--- begin DATA LINES ---

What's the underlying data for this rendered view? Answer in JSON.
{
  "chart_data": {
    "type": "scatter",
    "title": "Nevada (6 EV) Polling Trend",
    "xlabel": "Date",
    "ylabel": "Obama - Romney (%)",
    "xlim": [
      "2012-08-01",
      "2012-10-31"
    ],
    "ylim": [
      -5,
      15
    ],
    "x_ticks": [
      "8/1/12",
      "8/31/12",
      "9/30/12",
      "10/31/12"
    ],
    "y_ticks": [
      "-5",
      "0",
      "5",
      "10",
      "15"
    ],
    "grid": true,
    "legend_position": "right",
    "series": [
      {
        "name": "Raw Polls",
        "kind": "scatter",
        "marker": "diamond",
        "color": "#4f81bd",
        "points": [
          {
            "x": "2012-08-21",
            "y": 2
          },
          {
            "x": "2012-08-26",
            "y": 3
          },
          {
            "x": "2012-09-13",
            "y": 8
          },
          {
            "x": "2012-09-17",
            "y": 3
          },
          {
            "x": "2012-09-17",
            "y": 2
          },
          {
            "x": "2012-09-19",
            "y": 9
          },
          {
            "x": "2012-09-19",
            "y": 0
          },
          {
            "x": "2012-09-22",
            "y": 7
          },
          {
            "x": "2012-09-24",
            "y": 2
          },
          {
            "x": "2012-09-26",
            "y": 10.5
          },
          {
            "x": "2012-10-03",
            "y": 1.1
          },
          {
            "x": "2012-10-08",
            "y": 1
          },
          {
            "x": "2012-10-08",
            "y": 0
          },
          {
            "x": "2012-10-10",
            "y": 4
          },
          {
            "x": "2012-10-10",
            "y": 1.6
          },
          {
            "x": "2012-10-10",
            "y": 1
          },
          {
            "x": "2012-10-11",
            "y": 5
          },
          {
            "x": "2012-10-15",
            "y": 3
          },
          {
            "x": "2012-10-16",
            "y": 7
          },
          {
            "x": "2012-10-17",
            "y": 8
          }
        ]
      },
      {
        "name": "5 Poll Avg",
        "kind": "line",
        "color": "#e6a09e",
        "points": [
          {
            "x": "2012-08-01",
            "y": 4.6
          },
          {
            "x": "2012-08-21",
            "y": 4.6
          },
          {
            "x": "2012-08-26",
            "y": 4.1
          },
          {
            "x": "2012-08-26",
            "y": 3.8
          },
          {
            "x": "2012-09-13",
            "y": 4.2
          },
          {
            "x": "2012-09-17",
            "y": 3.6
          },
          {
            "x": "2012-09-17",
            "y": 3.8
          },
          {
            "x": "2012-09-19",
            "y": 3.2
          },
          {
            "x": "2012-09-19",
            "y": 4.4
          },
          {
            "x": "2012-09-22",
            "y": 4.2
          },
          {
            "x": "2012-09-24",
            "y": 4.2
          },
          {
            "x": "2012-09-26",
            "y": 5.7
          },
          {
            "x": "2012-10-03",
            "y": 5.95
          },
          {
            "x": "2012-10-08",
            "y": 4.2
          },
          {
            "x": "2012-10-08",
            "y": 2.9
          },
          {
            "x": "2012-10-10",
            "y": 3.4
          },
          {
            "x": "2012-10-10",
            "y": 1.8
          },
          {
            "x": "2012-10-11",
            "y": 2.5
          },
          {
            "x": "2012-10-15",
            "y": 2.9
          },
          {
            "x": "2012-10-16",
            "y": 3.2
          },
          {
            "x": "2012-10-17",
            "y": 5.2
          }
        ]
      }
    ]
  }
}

--- end DATA LINES ---

Quote each line of the data above exactly as written.

What's the underlying data for this rendered view? Answer in JSON.
{
  "chart_data": {
    "type": "scatter",
    "title": "Nevada (6 EV) Polling Trend",
    "xlabel": "Date",
    "ylabel": "Obama - Romney (%)",
    "xlim": [
      "2012-08-01",
      "2012-10-31"
    ],
    "ylim": [
      -5,
      15
    ],
    "x_ticks": [
      "8/1/12",
      "8/31/12",
      "9/30/12",
      "10/31/12"
    ],
    "y_ticks": [
      "-5",
      "0",
      "5",
      "10",
      "15"
    ],
    "grid": true,
    "legend_position": "right",
    "series": [
      {
        "name": "Raw Polls",
        "kind": "scatter",
        "marker": "diamond",
        "color": "#4f81bd",
        "points": [
          {
            "x": "2012-08-21",
            "y": 2
          },
          {
            "x": "2012-08-26",
            "y": 3
          },
          {
            "x": "2012-09-13",
            "y": 8
          },
          {
            "x": "2012-09-17",
            "y": 3
          },
          {
            "x": "2012-09-17",
            "y": 2
          },
          {
            "x": "2012-09-19",
            "y": 9
          },
          {
            "x": "2012-09-19",
            "y": 0
          },
          {
            "x": "2012-09-22",
            "y": 7
          },
          {
            "x": "2012-09-24",
            "y": 2
          },
          {
            "x": "2012-09-26",
            "y": 10.5
          },
          {
            "x": "2012-10-03",
            "y": 1.1
          },
          {
            "x": "2012-10-08",
            "y": 1
          },
          {
            "x": "2012-10-08",
            "y": 0
          },
          {
            "x": "2012-10-10",
            "y": 4
          },
          {
            "x": "2012-10-10",
            "y": 1.6
          },
          {
            "x": "2012-10-10",
            "y": 1
          },
          {
            "x": "2012-10-11",
            "y": 5
          },
          {
            "x": "2012-10-15",
            "y": 3
          },
          {
            "x": "2012-10-16",
            "y": 7
          },
          {
            "x": "2012-10-17",
            "y": 8
          }
        ]
      },
      {
        "name": "5 Poll Avg",
        "kind": "line",
        "color": "#e6a09e",
        "points": [
          {
            "x": "2012-08-01",
            "y": 4.6
          },
          {
            "x": "2012-08-21",
            "y": 4.6
          },
          {
            "x": "2012-08-26",
            "y": 4.1
          },
          {
            "x": "2012-08-26",
            "y": 3.8
          },
          {
            "x": "2012-09-13",
            "y": 4.2
          },
          {
            "x": "2012-09-17",
            "y": 3.6
          },
          {
            "x": "2012-09-17",
            "y": 3.8
          },
          {
            "x": "2012-09-19",
            "y": 3.2
          },
          {
            "x": "2012-09-19",
            "y": 4.4
          },
          {
            "x": "2012-09-22",
            "y": 4.2
          },
          {
            "x": "2012-09-24",
            "y": 4.2
          },
          {
            "x": "2012-09-26",
            "y": 5.7
          },
          {
            "x": "2012-10-03",
            "y": 5.95
          },
          {
            "x": "2012-10-08",
            "y": 4.2
          },
          {
            "x": "2012-10-08",
            "y": 2.9
          },
          {
            "x": "2012-10-10",
            "y": 3.4
          },
          {
            "x": "2012-10-10",
            "y": 1.8
          },
          {
            "x": "2012-10-11",
            "y": 2.5
          },
          {
            "x": "2012-10-15",
            "y": 2.9
          },
          {
            "x": "2012-10-16",
            "y": 3.2
          },
          {
            "x": "2012-10-17",
            "y": 5.2
          }
        ]
      }
    ]
  }
}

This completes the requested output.